▶ **Written instruction**: Strip the pictures and reproduce the rest of the listing exactly.

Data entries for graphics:
++++++++++

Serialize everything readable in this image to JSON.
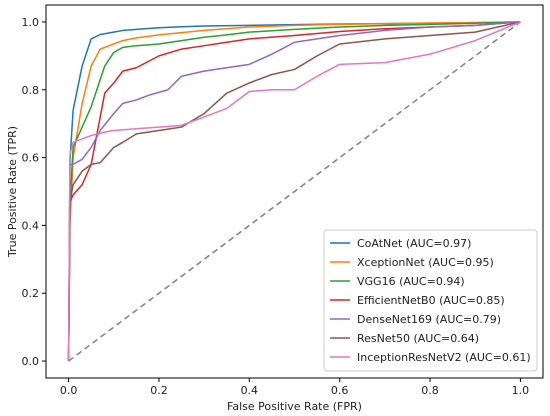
{
  "chart_data": {
    "type": "line",
    "title": "",
    "xlabel": "False Positive Rate (FPR)",
    "ylabel": "True Positive Rate (TPR)",
    "xlim": [
      -0.05,
      1.05
    ],
    "ylim": [
      -0.05,
      1.05
    ],
    "x_ticks": [
      "0.0",
      "0.2",
      "0.4",
      "0.6",
      "0.8",
      "1.0"
    ],
    "y_ticks": [
      "0.0",
      "0.2",
      "0.4",
      "0.6",
      "0.8",
      "1.0"
    ],
    "grid": false,
    "legend_position": "lower-right",
    "reference_line": {
      "x": [
        0,
        1
      ],
      "y": [
        0,
        1
      ],
      "style": "dashed",
      "color": "#808080"
    },
    "series": [
      {
        "name": "CoAtNet (AUC=0.97)",
        "color": "#1f77b4",
        "x": [
          0,
          0.003,
          0.01,
          0.03,
          0.05,
          0.07,
          0.1,
          0.12,
          0.15,
          0.2,
          0.25,
          0.3,
          0.4,
          0.5,
          0.6,
          0.7,
          0.8,
          0.9,
          1.0
        ],
        "y": [
          0,
          0.59,
          0.74,
          0.87,
          0.95,
          0.963,
          0.97,
          0.975,
          0.978,
          0.983,
          0.986,
          0.988,
          0.99,
          0.992,
          0.994,
          0.995,
          0.996,
          0.998,
          1.0
        ]
      },
      {
        "name": "XceptionNet (AUC=0.95)",
        "color": "#ff7f0e",
        "x": [
          0,
          0.003,
          0.01,
          0.03,
          0.05,
          0.07,
          0.1,
          0.12,
          0.15,
          0.2,
          0.3,
          0.4,
          0.5,
          0.6,
          0.7,
          0.8,
          0.9,
          1.0
        ],
        "y": [
          0,
          0.4,
          0.6,
          0.76,
          0.87,
          0.92,
          0.935,
          0.945,
          0.953,
          0.962,
          0.975,
          0.985,
          0.99,
          0.993,
          0.995,
          0.997,
          0.998,
          1.0
        ]
      },
      {
        "name": "VGG16 (AUC=0.94)",
        "color": "#2ca02c",
        "x": [
          0,
          0.003,
          0.01,
          0.03,
          0.05,
          0.08,
          0.1,
          0.12,
          0.15,
          0.2,
          0.25,
          0.3,
          0.35,
          0.4,
          0.5,
          0.6,
          0.7,
          0.8,
          0.9,
          1.0
        ],
        "y": [
          0,
          0.46,
          0.63,
          0.69,
          0.75,
          0.87,
          0.91,
          0.925,
          0.93,
          0.935,
          0.945,
          0.955,
          0.962,
          0.97,
          0.978,
          0.985,
          0.99,
          0.993,
          0.996,
          1.0
        ]
      },
      {
        "name": "EfficientNetB0 (AUC=0.85)",
        "color": "#d62728",
        "x": [
          0,
          0.003,
          0.01,
          0.03,
          0.05,
          0.08,
          0.1,
          0.12,
          0.15,
          0.2,
          0.25,
          0.3,
          0.35,
          0.4,
          0.5,
          0.6,
          0.7,
          0.8,
          0.9,
          1.0
        ],
        "y": [
          0,
          0.47,
          0.49,
          0.52,
          0.58,
          0.79,
          0.82,
          0.855,
          0.865,
          0.9,
          0.92,
          0.93,
          0.94,
          0.95,
          0.96,
          0.972,
          0.98,
          0.985,
          0.99,
          1.0
        ]
      },
      {
        "name": "DenseNet169 (AUC=0.79)",
        "color": "#9467bd",
        "x": [
          0,
          0.003,
          0.01,
          0.03,
          0.05,
          0.07,
          0.1,
          0.12,
          0.15,
          0.18,
          0.22,
          0.25,
          0.3,
          0.35,
          0.4,
          0.45,
          0.5,
          0.6,
          0.7,
          0.8,
          0.9,
          1.0
        ],
        "y": [
          0,
          0.58,
          0.58,
          0.595,
          0.63,
          0.68,
          0.73,
          0.76,
          0.77,
          0.785,
          0.8,
          0.84,
          0.855,
          0.865,
          0.875,
          0.905,
          0.94,
          0.96,
          0.975,
          0.985,
          0.99,
          1.0
        ]
      },
      {
        "name": "ResNet50 (AUC=0.64)",
        "color": "#8c564b",
        "x": [
          0,
          0.003,
          0.01,
          0.03,
          0.05,
          0.07,
          0.1,
          0.12,
          0.15,
          0.2,
          0.25,
          0.3,
          0.35,
          0.4,
          0.45,
          0.5,
          0.55,
          0.6,
          0.7,
          0.8,
          0.9,
          1.0
        ],
        "y": [
          0,
          0.47,
          0.52,
          0.56,
          0.58,
          0.585,
          0.63,
          0.645,
          0.67,
          0.68,
          0.69,
          0.73,
          0.79,
          0.82,
          0.845,
          0.86,
          0.9,
          0.935,
          0.95,
          0.96,
          0.97,
          1.0
        ]
      },
      {
        "name": "InceptionResNetV2 (AUC=0.61)",
        "color": "#e377c2",
        "x": [
          0,
          0.003,
          0.01,
          0.03,
          0.05,
          0.08,
          0.1,
          0.15,
          0.2,
          0.25,
          0.3,
          0.35,
          0.4,
          0.45,
          0.5,
          0.55,
          0.6,
          0.7,
          0.8,
          0.9,
          1.0
        ],
        "y": [
          0,
          0.61,
          0.645,
          0.655,
          0.665,
          0.675,
          0.68,
          0.685,
          0.69,
          0.695,
          0.72,
          0.745,
          0.795,
          0.8,
          0.8,
          0.84,
          0.875,
          0.88,
          0.905,
          0.945,
          1.0
        ]
      }
    ]
  }
}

++++++++++

▶ **Problem solution**:
Serialize everything readable in this image to JSON.
{
  "chart_data": {
    "type": "line",
    "title": "",
    "xlabel": "False Positive Rate (FPR)",
    "ylabel": "True Positive Rate (TPR)",
    "xlim": [
      -0.05,
      1.05
    ],
    "ylim": [
      -0.05,
      1.05
    ],
    "x_ticks": [
      "0.0",
      "0.2",
      "0.4",
      "0.6",
      "0.8",
      "1.0"
    ],
    "y_ticks": [
      "0.0",
      "0.2",
      "0.4",
      "0.6",
      "0.8",
      "1.0"
    ],
    "grid": false,
    "legend_position": "lower-right",
    "reference_line": {
      "x": [
        0,
        1
      ],
      "y": [
        0,
        1
      ],
      "style": "dashed",
      "color": "#808080"
    },
    "series": [
      {
        "name": "CoAtNet (AUC=0.97)",
        "color": "#1f77b4",
        "x": [
          0,
          0.003,
          0.01,
          0.03,
          0.05,
          0.07,
          0.1,
          0.12,
          0.15,
          0.2,
          0.25,
          0.3,
          0.4,
          0.5,
          0.6,
          0.7,
          0.8,
          0.9,
          1.0
        ],
        "y": [
          0,
          0.59,
          0.74,
          0.87,
          0.95,
          0.963,
          0.97,
          0.975,
          0.978,
          0.983,
          0.986,
          0.988,
          0.99,
          0.992,
          0.994,
          0.995,
          0.996,
          0.998,
          1.0
        ]
      },
      {
        "name": "XceptionNet (AUC=0.95)",
        "color": "#ff7f0e",
        "x": [
          0,
          0.003,
          0.01,
          0.03,
          0.05,
          0.07,
          0.1,
          0.12,
          0.15,
          0.2,
          0.3,
          0.4,
          0.5,
          0.6,
          0.7,
          0.8,
          0.9,
          1.0
        ],
        "y": [
          0,
          0.4,
          0.6,
          0.76,
          0.87,
          0.92,
          0.935,
          0.945,
          0.953,
          0.962,
          0.975,
          0.985,
          0.99,
          0.993,
          0.995,
          0.997,
          0.998,
          1.0
        ]
      },
      {
        "name": "VGG16 (AUC=0.94)",
        "color": "#2ca02c",
        "x": [
          0,
          0.003,
          0.01,
          0.03,
          0.05,
          0.08,
          0.1,
          0.12,
          0.15,
          0.2,
          0.25,
          0.3,
          0.35,
          0.4,
          0.5,
          0.6,
          0.7,
          0.8,
          0.9,
          1.0
        ],
        "y": [
          0,
          0.46,
          0.63,
          0.69,
          0.75,
          0.87,
          0.91,
          0.925,
          0.93,
          0.935,
          0.945,
          0.955,
          0.962,
          0.97,
          0.978,
          0.985,
          0.99,
          0.993,
          0.996,
          1.0
        ]
      },
      {
        "name": "EfficientNetB0 (AUC=0.85)",
        "color": "#d62728",
        "x": [
          0,
          0.003,
          0.01,
          0.03,
          0.05,
          0.08,
          0.1,
          0.12,
          0.15,
          0.2,
          0.25,
          0.3,
          0.35,
          0.4,
          0.5,
          0.6,
          0.7,
          0.8,
          0.9,
          1.0
        ],
        "y": [
          0,
          0.47,
          0.49,
          0.52,
          0.58,
          0.79,
          0.82,
          0.855,
          0.865,
          0.9,
          0.92,
          0.93,
          0.94,
          0.95,
          0.96,
          0.972,
          0.98,
          0.985,
          0.99,
          1.0
        ]
      },
      {
        "name": "DenseNet169 (AUC=0.79)",
        "color": "#9467bd",
        "x": [
          0,
          0.003,
          0.01,
          0.03,
          0.05,
          0.07,
          0.1,
          0.12,
          0.15,
          0.18,
          0.22,
          0.25,
          0.3,
          0.35,
          0.4,
          0.45,
          0.5,
          0.6,
          0.7,
          0.8,
          0.9,
          1.0
        ],
        "y": [
          0,
          0.58,
          0.58,
          0.595,
          0.63,
          0.68,
          0.73,
          0.76,
          0.77,
          0.785,
          0.8,
          0.84,
          0.855,
          0.865,
          0.875,
          0.905,
          0.94,
          0.96,
          0.975,
          0.985,
          0.99,
          1.0
        ]
      },
      {
        "name": "ResNet50 (AUC=0.64)",
        "color": "#8c564b",
        "x": [
          0,
          0.003,
          0.01,
          0.03,
          0.05,
          0.07,
          0.1,
          0.12,
          0.15,
          0.2,
          0.25,
          0.3,
          0.35,
          0.4,
          0.45,
          0.5,
          0.55,
          0.6,
          0.7,
          0.8,
          0.9,
          1.0
        ],
        "y": [
          0,
          0.47,
          0.52,
          0.56,
          0.58,
          0.585,
          0.63,
          0.645,
          0.67,
          0.68,
          0.69,
          0.73,
          0.79,
          0.82,
          0.845,
          0.86,
          0.9,
          0.935,
          0.95,
          0.96,
          0.97,
          1.0
        ]
      },
      {
        "name": "InceptionResNetV2 (AUC=0.61)",
        "color": "#e377c2",
        "x": [
          0,
          0.003,
          0.01,
          0.03,
          0.05,
          0.08,
          0.1,
          0.15,
          0.2,
          0.25,
          0.3,
          0.35,
          0.4,
          0.45,
          0.5,
          0.55,
          0.6,
          0.7,
          0.8,
          0.9,
          1.0
        ],
        "y": [
          0,
          0.61,
          0.645,
          0.655,
          0.665,
          0.675,
          0.68,
          0.685,
          0.69,
          0.695,
          0.72,
          0.745,
          0.795,
          0.8,
          0.8,
          0.84,
          0.875,
          0.88,
          0.905,
          0.945,
          1.0
        ]
      }
    ]
  }
}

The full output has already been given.